[Excerpt from a dataset]
— begin —

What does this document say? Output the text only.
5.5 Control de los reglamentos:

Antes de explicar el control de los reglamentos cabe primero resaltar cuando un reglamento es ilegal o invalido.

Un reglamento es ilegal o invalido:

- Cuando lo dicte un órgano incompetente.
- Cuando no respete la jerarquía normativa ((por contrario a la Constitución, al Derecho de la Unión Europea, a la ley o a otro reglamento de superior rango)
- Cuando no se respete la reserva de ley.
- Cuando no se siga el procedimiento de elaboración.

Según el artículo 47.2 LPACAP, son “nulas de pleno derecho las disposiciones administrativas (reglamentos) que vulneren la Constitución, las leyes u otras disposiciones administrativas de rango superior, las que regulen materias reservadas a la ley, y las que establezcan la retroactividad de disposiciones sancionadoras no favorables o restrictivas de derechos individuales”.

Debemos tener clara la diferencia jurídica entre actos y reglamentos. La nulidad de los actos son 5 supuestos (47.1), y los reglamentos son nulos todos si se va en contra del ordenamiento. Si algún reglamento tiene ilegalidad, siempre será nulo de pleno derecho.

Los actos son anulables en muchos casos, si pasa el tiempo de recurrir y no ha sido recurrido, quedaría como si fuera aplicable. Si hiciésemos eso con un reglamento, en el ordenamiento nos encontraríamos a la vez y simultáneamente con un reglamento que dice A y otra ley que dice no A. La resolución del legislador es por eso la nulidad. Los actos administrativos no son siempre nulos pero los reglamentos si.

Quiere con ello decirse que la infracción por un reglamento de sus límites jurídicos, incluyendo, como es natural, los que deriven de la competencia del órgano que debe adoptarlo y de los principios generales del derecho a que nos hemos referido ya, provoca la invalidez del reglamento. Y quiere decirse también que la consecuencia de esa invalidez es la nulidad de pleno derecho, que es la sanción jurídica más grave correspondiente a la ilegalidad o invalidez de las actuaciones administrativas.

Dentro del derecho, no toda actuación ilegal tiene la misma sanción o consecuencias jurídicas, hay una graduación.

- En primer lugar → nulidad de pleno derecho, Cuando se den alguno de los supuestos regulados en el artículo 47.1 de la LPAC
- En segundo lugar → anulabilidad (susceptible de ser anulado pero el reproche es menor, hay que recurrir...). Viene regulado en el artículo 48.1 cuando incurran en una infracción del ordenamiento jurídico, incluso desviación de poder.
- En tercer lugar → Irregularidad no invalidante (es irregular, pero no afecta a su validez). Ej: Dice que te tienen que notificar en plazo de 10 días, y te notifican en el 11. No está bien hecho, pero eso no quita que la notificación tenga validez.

— end —
— begin —

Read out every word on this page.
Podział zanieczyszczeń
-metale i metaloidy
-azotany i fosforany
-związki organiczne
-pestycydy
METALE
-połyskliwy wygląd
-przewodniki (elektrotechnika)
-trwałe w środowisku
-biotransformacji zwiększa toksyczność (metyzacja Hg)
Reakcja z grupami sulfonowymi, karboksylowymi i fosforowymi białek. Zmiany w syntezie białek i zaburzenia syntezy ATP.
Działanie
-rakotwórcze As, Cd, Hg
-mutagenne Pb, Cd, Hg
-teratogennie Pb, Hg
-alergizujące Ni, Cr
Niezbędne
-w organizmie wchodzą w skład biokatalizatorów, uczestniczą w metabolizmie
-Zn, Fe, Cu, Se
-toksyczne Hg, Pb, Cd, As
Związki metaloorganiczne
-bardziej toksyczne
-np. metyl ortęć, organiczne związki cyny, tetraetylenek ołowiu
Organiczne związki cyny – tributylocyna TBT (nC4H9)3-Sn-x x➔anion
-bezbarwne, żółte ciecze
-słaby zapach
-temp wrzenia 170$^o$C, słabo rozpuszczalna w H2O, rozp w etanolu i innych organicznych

— end —
— begin —

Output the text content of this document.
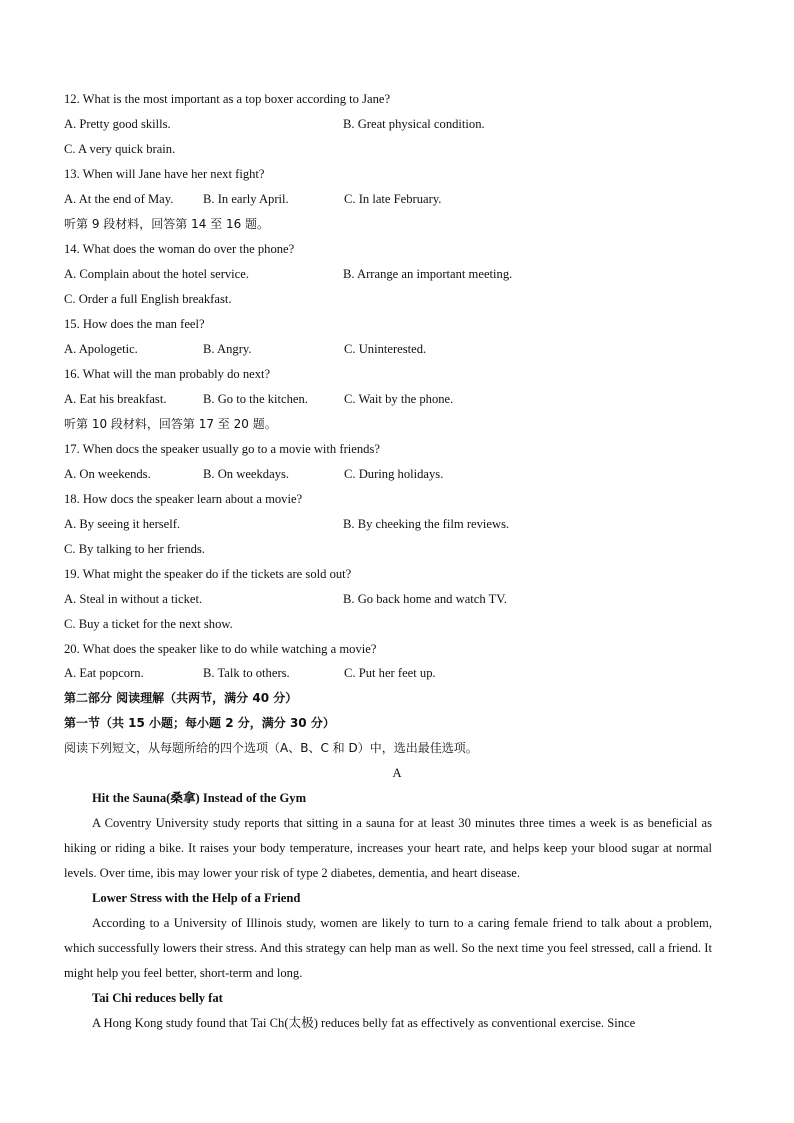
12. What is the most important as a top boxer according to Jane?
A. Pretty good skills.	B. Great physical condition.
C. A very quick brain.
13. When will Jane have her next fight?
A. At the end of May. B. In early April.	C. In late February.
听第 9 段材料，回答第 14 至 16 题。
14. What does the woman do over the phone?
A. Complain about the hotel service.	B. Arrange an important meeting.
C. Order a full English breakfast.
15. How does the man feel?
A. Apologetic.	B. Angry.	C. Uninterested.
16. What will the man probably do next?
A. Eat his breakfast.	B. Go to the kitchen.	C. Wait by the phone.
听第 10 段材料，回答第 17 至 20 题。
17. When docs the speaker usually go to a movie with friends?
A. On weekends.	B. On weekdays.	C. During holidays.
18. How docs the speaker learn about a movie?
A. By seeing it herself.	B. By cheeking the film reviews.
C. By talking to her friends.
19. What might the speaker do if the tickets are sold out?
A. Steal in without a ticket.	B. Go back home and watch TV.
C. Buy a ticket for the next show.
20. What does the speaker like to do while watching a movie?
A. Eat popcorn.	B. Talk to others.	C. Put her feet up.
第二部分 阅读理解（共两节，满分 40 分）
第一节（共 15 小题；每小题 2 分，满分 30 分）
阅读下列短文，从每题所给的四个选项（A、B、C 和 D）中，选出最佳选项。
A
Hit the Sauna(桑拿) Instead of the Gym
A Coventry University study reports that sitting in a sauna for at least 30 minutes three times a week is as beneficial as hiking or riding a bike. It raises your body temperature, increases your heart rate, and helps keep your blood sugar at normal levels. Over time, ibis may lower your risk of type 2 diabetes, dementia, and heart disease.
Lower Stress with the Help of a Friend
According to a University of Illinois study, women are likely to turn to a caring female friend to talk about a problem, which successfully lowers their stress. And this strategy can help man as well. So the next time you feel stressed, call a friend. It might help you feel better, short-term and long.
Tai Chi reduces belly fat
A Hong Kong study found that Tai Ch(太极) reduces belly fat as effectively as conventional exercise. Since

— end —

• _Written request_
Say how many lines of the data include the word "about". Respond with the number alone.

• _Complete output_
3